■ WORK TO DO
Find the lines that hold the word "post" and return them.

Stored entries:
========================================

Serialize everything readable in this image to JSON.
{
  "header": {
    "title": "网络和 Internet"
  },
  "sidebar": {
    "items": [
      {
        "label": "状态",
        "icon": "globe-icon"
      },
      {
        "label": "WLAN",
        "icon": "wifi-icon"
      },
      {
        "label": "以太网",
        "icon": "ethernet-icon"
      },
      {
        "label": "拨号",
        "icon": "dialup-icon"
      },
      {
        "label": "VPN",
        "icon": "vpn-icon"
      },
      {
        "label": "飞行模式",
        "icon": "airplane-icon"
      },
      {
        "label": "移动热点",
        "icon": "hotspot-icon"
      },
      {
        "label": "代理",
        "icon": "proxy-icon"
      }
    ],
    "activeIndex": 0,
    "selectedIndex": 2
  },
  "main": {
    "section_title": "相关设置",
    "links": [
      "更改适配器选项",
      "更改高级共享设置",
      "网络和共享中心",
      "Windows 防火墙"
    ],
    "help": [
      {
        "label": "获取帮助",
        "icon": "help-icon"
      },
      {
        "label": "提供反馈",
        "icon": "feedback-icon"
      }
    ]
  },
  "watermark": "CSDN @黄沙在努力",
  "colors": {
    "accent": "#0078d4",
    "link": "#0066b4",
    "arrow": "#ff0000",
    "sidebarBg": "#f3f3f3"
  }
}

========================================

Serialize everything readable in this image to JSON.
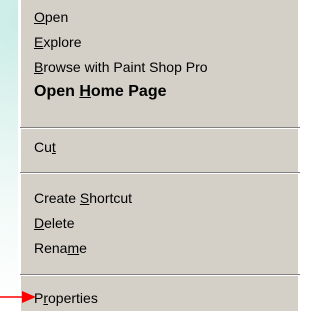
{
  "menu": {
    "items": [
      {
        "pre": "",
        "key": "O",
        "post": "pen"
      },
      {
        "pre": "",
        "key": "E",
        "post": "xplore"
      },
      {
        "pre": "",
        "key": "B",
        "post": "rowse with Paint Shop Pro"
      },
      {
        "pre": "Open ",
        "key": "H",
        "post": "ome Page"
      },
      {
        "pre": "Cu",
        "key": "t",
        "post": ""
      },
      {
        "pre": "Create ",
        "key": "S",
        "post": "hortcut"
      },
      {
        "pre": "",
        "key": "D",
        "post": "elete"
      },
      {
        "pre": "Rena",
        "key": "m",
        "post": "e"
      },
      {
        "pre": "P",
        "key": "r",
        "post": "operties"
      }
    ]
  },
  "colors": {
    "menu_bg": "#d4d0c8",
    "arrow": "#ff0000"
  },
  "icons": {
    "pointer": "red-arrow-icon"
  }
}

========================================

■ SOLUTION TO THIS EXERCISE
        "post": "pen"
        "post": "xplore"
        "post": "rowse with Paint Shop Pro"
        "post": "ome Page"
        "post": ""
        "post": "hortcut"
        "post": "elete"
        "post": "e"
        "post": "operties"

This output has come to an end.